THE PROBLEM » An exact copy of the records is required, minus the pictures they hold.
## START DATA FOR THIS EXERCISE
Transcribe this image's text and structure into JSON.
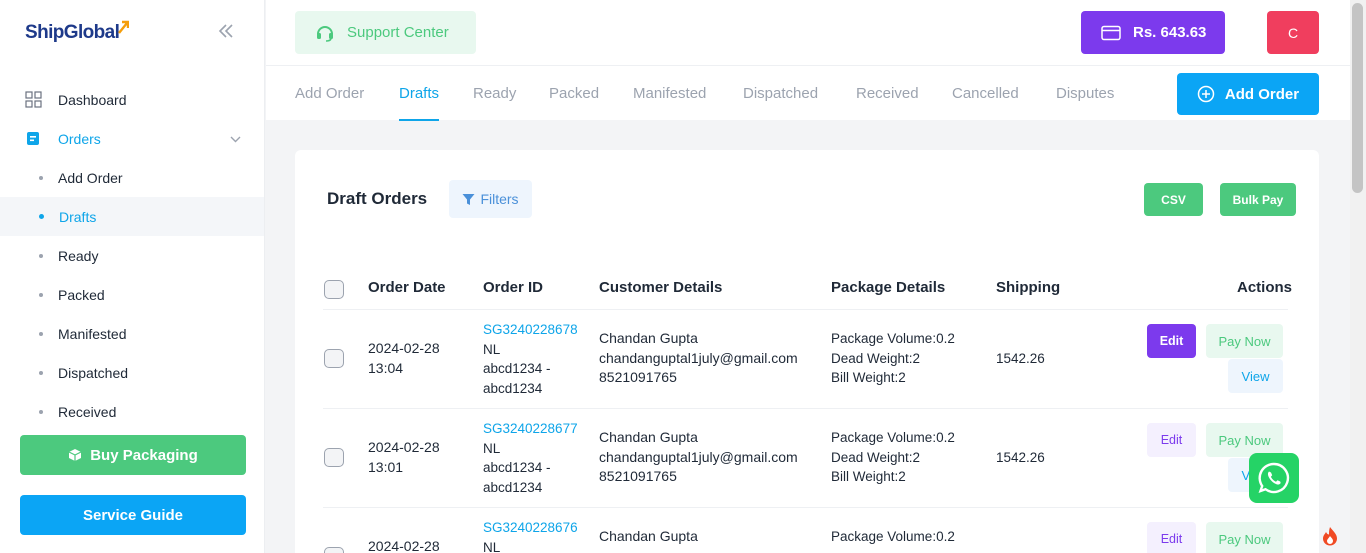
{
  "brand": {
    "name": "ShipGlobal"
  },
  "sidebar": {
    "collapse_icon": "double-chevron-left-icon",
    "items": [
      {
        "label": "Dashboard",
        "icon": "grid-icon"
      },
      {
        "label": "Orders",
        "icon": "clipboard-icon"
      }
    ],
    "sub_items": [
      {
        "label": "Add Order"
      },
      {
        "label": "Drafts"
      },
      {
        "label": "Ready"
      },
      {
        "label": "Packed"
      },
      {
        "label": "Manifested"
      },
      {
        "label": "Dispatched"
      },
      {
        "label": "Received"
      }
    ],
    "buy_packaging": "Buy Packaging",
    "service_guide": "Service Guide"
  },
  "topbar": {
    "support_label": "Support Center",
    "wallet_balance": "Rs. 643.63",
    "avatar_initial": "C"
  },
  "tabs": [
    "Add Order",
    "Drafts",
    "Ready",
    "Packed",
    "Manifested",
    "Dispatched",
    "Received",
    "Cancelled",
    "Disputes"
  ],
  "add_order_label": "Add Order",
  "card": {
    "title": "Draft Orders",
    "filters_label": "Filters",
    "csv_label": "CSV",
    "bulk_pay_label": "Bulk Pay"
  },
  "table": {
    "headers": [
      "Order Date",
      "Order ID",
      "Customer Details",
      "Package Details",
      "Shipping",
      "Actions"
    ],
    "rows": [
      {
        "date": "2024-02-28",
        "time": "13:04",
        "order_id": "SG3240228678",
        "nl": "NL",
        "ref1": "abcd1234 -",
        "ref2": "abcd1234",
        "customer_name": "Chandan Gupta",
        "customer_email": "chandanguptal1july@gmail.com",
        "customer_phone": "8521091765",
        "pkg_volume": "Package Volume:0.2",
        "pkg_dead": "Dead Weight:2",
        "pkg_bill": "Bill Weight:2",
        "shipping": "1542.26",
        "edit": "Edit",
        "pay": "Pay Now",
        "view": "View"
      },
      {
        "date": "2024-02-28",
        "time": "13:01",
        "order_id": "SG3240228677",
        "nl": "NL",
        "ref1": "abcd1234 -",
        "ref2": "abcd1234",
        "customer_name": "Chandan Gupta",
        "customer_email": "chandanguptal1july@gmail.com",
        "customer_phone": "8521091765",
        "pkg_volume": "Package Volume:0.2",
        "pkg_dead": "Dead Weight:2",
        "pkg_bill": "Bill Weight:2",
        "shipping": "1542.26",
        "edit": "Edit",
        "pay": "Pay Now",
        "view": "View"
      },
      {
        "date": "2024-02-28",
        "order_id": "SG3240228676",
        "nl": "NL",
        "customer_name": "Chandan Gupta",
        "pkg_volume": "Package Volume:0.2",
        "edit": "Edit",
        "pay": "Pay Now"
      }
    ]
  },
  "colors": {
    "accent": "#0ea5e9",
    "green": "#4cc97e",
    "purple": "#7c3aed",
    "red": "#f03e5e"
  }
}
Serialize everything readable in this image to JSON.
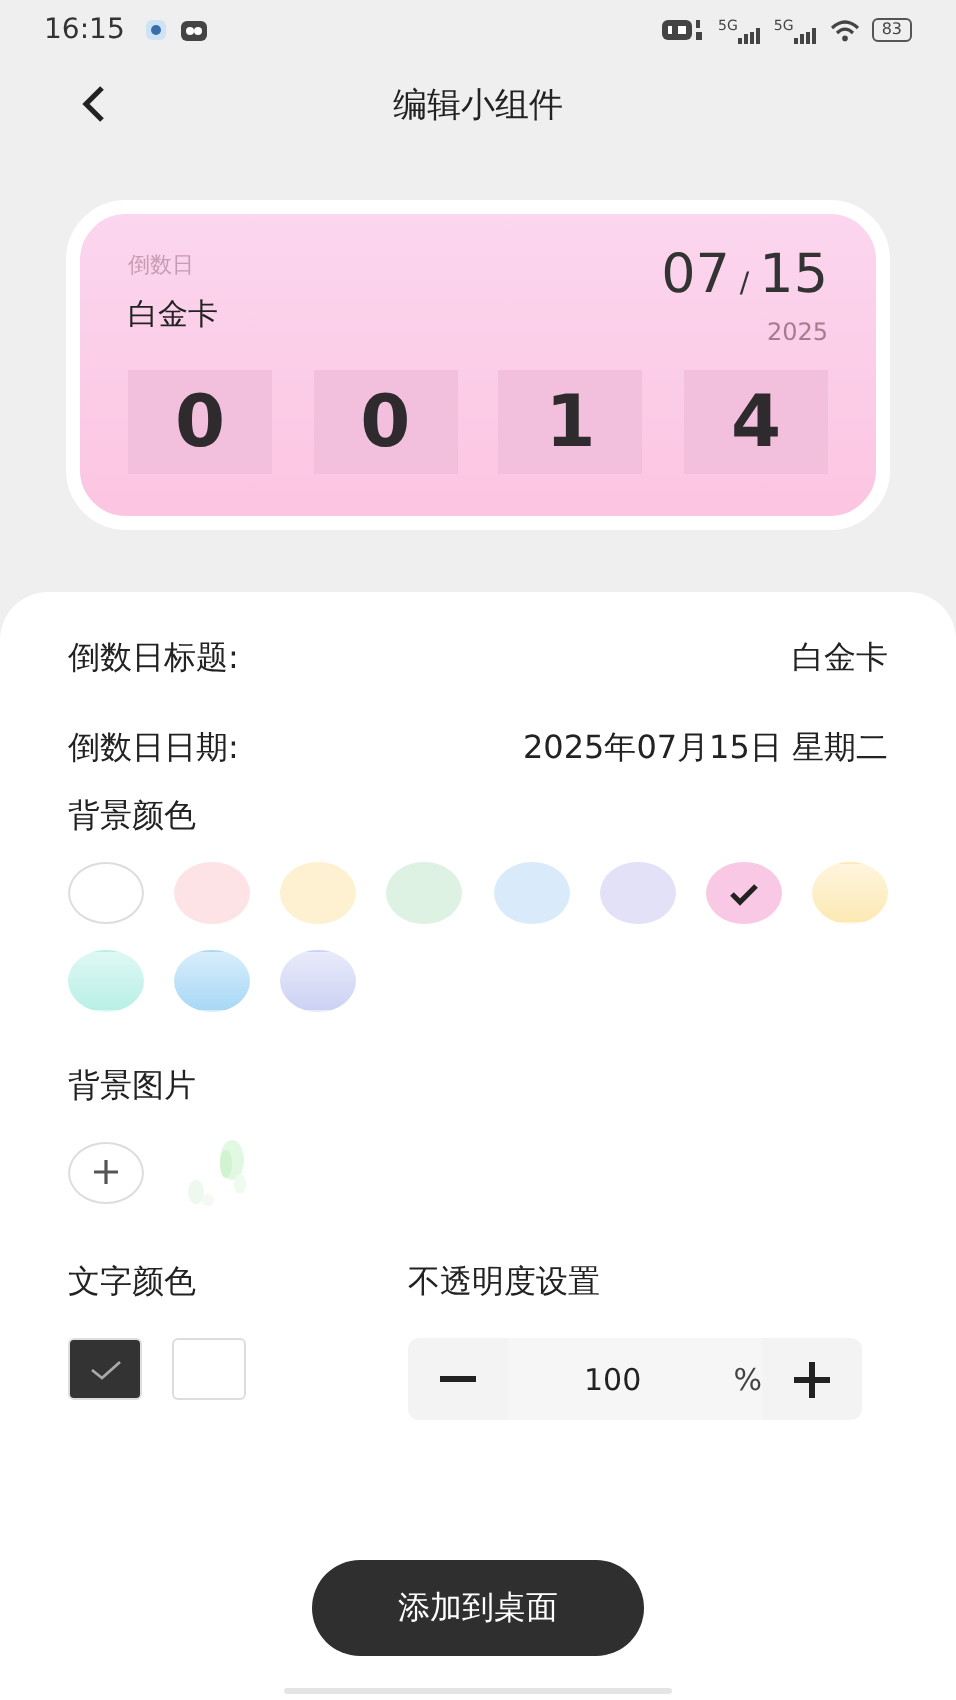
{
  "status_bar": {
    "time": "16:15",
    "network_labels": [
      "5G",
      "5G"
    ],
    "battery": "83"
  },
  "header": {
    "title": "编辑小组件"
  },
  "widget": {
    "label": "倒数日",
    "title": "白金卡",
    "month": "07",
    "separator": "/",
    "day": "15",
    "year": "2025",
    "digits": [
      "0",
      "0",
      "1",
      "4"
    ]
  },
  "fields": [
    {
      "label": "倒数日标题:",
      "value": "白金卡"
    },
    {
      "label": "倒数日日期:",
      "value": "2025年07月15日 星期二"
    }
  ],
  "background_color": {
    "label": "背景颜色",
    "swatches": [
      {
        "color": "#ffffff",
        "selected": false
      },
      {
        "color": "#fde3e6",
        "selected": false
      },
      {
        "color": "#fdf1d2",
        "selected": false
      },
      {
        "color": "#ddf2e3",
        "selected": false
      },
      {
        "color": "#d9ebfb",
        "selected": false
      },
      {
        "color": "#e3e1f8",
        "selected": false
      },
      {
        "color": "#f8c8e4",
        "selected": true
      },
      {
        "color": "#fde9b4",
        "selected": false
      },
      {
        "color": "#b8f0e6",
        "selected": false
      },
      {
        "color": "#a8d8f6",
        "selected": false
      },
      {
        "color": "#ccd2f4",
        "selected": false
      }
    ]
  },
  "background_image": {
    "label": "背景图片"
  },
  "text_color": {
    "label": "文字颜色",
    "swatches": [
      {
        "color": "#333333",
        "selected": true
      },
      {
        "color": "#ffffff",
        "selected": false
      }
    ]
  },
  "opacity": {
    "label": "不透明度设置",
    "value": "100",
    "unit": "%"
  },
  "add_button": "添加到桌面"
}
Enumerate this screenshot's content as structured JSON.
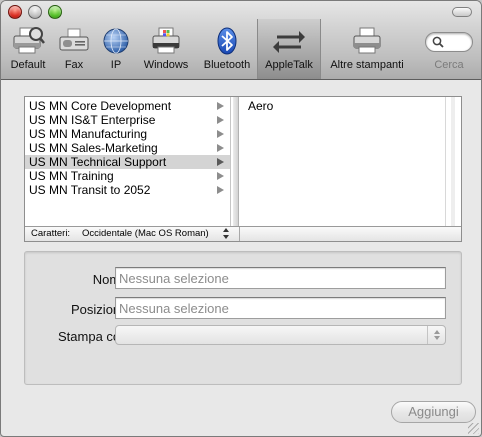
{
  "toolbar": {
    "items": [
      {
        "label": "Default",
        "icon": "default-printer-icon"
      },
      {
        "label": "Fax",
        "icon": "fax-icon"
      },
      {
        "label": "IP",
        "icon": "ip-globe-icon"
      },
      {
        "label": "Windows",
        "icon": "windows-printer-icon"
      },
      {
        "label": "Bluetooth",
        "icon": "bluetooth-icon"
      },
      {
        "label": "AppleTalk",
        "icon": "appletalk-arrows-icon",
        "selected": true
      },
      {
        "label": "Altre stampanti",
        "icon": "more-printers-icon"
      }
    ],
    "search_label": "Cerca",
    "search_value": ""
  },
  "browser": {
    "column1": [
      "US MN Core Development",
      "US MN IS&T Enterprise",
      "US MN Manufacturing",
      "US MN Sales-Marketing",
      "US MN Technical Support",
      "US MN Training",
      "US MN Transit to 2052"
    ],
    "column1_selected_index": 4,
    "column2": [
      "Aero"
    ],
    "charset_label": "Caratteri:",
    "charset_value": "Occidentale (Mac OS Roman)"
  },
  "form": {
    "name_label": "Nome:",
    "name_placeholder": "Nessuna selezione",
    "location_label": "Posizione:",
    "location_placeholder": "Nessuna selezione",
    "print_using_label": "Stampa con:",
    "print_using_value": ""
  },
  "add_button_label": "Aggiungi",
  "colors": {
    "selection": "#d4d4d4",
    "window_bg": "#e8e8e8",
    "close": "#d6261b",
    "zoom": "#4dbb21"
  }
}
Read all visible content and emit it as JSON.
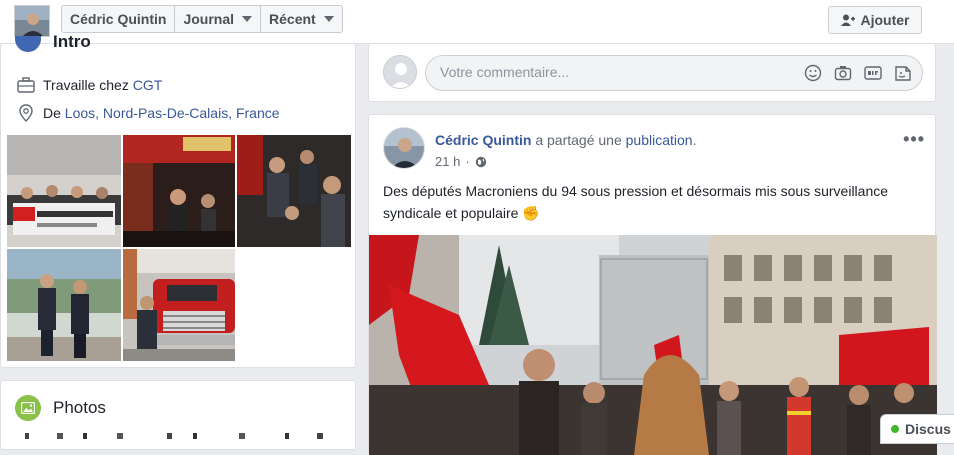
## END DATA FOR THIS EXERCISE
RESPONSE TO THIS EXERCISE »
Transcribe this image's text and structure into JSON.
{
  "brand": {
    "name": "ShipGlobal"
  },
  "sidebar": {
    "collapse_icon": "double-chevron-left-icon",
    "items": [
      {
        "label": "Dashboard",
        "icon": "grid-icon"
      },
      {
        "label": "Orders",
        "icon": "clipboard-icon"
      }
    ],
    "sub_items": [
      {
        "label": "Add Order"
      },
      {
        "label": "Drafts"
      },
      {
        "label": "Ready"
      },
      {
        "label": "Packed"
      },
      {
        "label": "Manifested"
      },
      {
        "label": "Dispatched"
      },
      {
        "label": "Received"
      }
    ],
    "buy_packaging": "Buy Packaging",
    "service_guide": "Service Guide"
  },
  "topbar": {
    "support_label": "Support Center",
    "wallet_balance": "Rs. 643.63",
    "avatar_initial": "C"
  },
  "tabs": [
    "Add Order",
    "Drafts",
    "Ready",
    "Packed",
    "Manifested",
    "Dispatched",
    "Received",
    "Cancelled",
    "Disputes"
  ],
  "add_order_label": "Add Order",
  "card": {
    "title": "Draft Orders",
    "filters_label": "Filters",
    "csv_label": "CSV",
    "bulk_pay_label": "Bulk Pay"
  },
  "table": {
    "headers": [
      "Order Date",
      "Order ID",
      "Customer Details",
      "Package Details",
      "Shipping",
      "Actions"
    ],
    "rows": [
      {
        "date": "2024-02-28",
        "time": "13:04",
        "order_id": "SG3240228678",
        "nl": "NL",
        "ref1": "abcd1234 -",
        "ref2": "abcd1234",
        "customer_name": "Chandan Gupta",
        "customer_email": "chandanguptal1july@gmail.com",
        "customer_phone": "8521091765",
        "pkg_volume": "Package Volume:0.2",
        "pkg_dead": "Dead Weight:2",
        "pkg_bill": "Bill Weight:2",
        "shipping": "1542.26",
        "edit": "Edit",
        "pay": "Pay Now",
        "view": "View"
      },
      {
        "date": "2024-02-28",
        "time": "13:01",
        "order_id": "SG3240228677",
        "nl": "NL",
        "ref1": "abcd1234 -",
        "ref2": "abcd1234",
        "customer_name": "Chandan Gupta",
        "customer_email": "chandanguptal1july@gmail.com",
        "customer_phone": "8521091765",
        "pkg_volume": "Package Volume:0.2",
        "pkg_dead": "Dead Weight:2",
        "pkg_bill": "Bill Weight:2",
        "shipping": "1542.26",
        "edit": "Edit",
        "pay": "Pay Now",
        "view": "View"
      },
      {
        "date": "2024-02-28",
        "order_id": "SG3240228676",
        "nl": "NL",
        "customer_name": "Chandan Gupta",
        "pkg_volume": "Package Volume:0.2",
        "edit": "Edit",
        "pay": "Pay Now"
      }
    ]
  },
  "colors": {
    "accent": "#0ea5e9",
    "green": "#4cc97e",
    "purple": "#7c3aed",
    "red": "#f03e5e"
  }
}
Serialize everything readable in this image to JSON.
{
  "status_bar": {
    "time": "16:15",
    "network_labels": [
      "5G",
      "5G"
    ],
    "battery": "83"
  },
  "header": {
    "title": "编辑小组件"
  },
  "widget": {
    "label": "倒数日",
    "title": "白金卡",
    "month": "07",
    "separator": "/",
    "day": "15",
    "year": "2025",
    "digits": [
      "0",
      "0",
      "1",
      "4"
    ]
  },
  "fields": [
    {
      "label": "倒数日标题:",
      "value": "白金卡"
    },
    {
      "label": "倒数日日期:",
      "value": "2025年07月15日 星期二"
    }
  ],
  "background_color": {
    "label": "背景颜色",
    "swatches": [
      {
        "color": "#ffffff",
        "selected": false
      },
      {
        "color": "#fde3e6",
        "selected": false
      },
      {
        "color": "#fdf1d2",
        "selected": false
      },
      {
        "color": "#ddf2e3",
        "selected": false
      },
      {
        "color": "#d9ebfb",
        "selected": false
      },
      {
        "color": "#e3e1f8",
        "selected": false
      },
      {
        "color": "#f8c8e4",
        "selected": true
      },
      {
        "color": "#fde9b4",
        "selected": false
      },
      {
        "color": "#b8f0e6",
        "selected": false
      },
      {
        "color": "#a8d8f6",
        "selected": false
      },
      {
        "color": "#ccd2f4",
        "selected": false
      }
    ]
  },
  "background_image": {
    "label": "背景图片"
  },
  "text_color": {
    "label": "文字颜色",
    "swatches": [
      {
        "color": "#333333",
        "selected": true
      },
      {
        "color": "#ffffff",
        "selected": false
      }
    ]
  },
  "opacity": {
    "label": "不透明度设置",
    "value": "100",
    "unit": "%"
  },
  "add_button": "添加到桌面"
}
Enumerate this screenshot's content as structured JSON.
{
  "toolbar": {
    "items": [
      {
        "label": "Default",
        "icon": "default-printer-icon"
      },
      {
        "label": "Fax",
        "icon": "fax-icon"
      },
      {
        "label": "IP",
        "icon": "ip-globe-icon"
      },
      {
        "label": "Windows",
        "icon": "windows-printer-icon"
      },
      {
        "label": "Bluetooth",
        "icon": "bluetooth-icon"
      },
      {
        "label": "AppleTalk",
        "icon": "appletalk-arrows-icon",
        "selected": true
      },
      {
        "label": "Altre stampanti",
        "icon": "more-printers-icon"
      }
    ],
    "search_label": "Cerca",
    "search_value": ""
  },
  "browser": {
    "column1": [
      "US MN Core Development",
      "US MN IS&T Enterprise",
      "US MN Manufacturing",
      "US MN Sales-Marketing",
      "US MN Technical Support",
      "US MN Training",
      "US MN Transit to 2052"
    ],
    "column1_selected_index": 4,
    "column2": [
      "Aero"
    ],
    "charset_label": "Caratteri:",
    "charset_value": "Occidentale (Mac OS Roman)"
  },
  "form": {
    "name_label": "Nome:",
    "name_placeholder": "Nessuna selezione",
    "location_label": "Posizione:",
    "location_placeholder": "Nessuna selezione",
    "print_using_label": "Stampa con:",
    "print_using_value": ""
  },
  "add_button_label": "Aggiungi",
  "colors": {
    "selection": "#d4d4d4",
    "window_bg": "#e8e8e8",
    "close": "#d6261b",
    "zoom": "#4dbb21"
  }
}
Read all visible content and emit it as JSON.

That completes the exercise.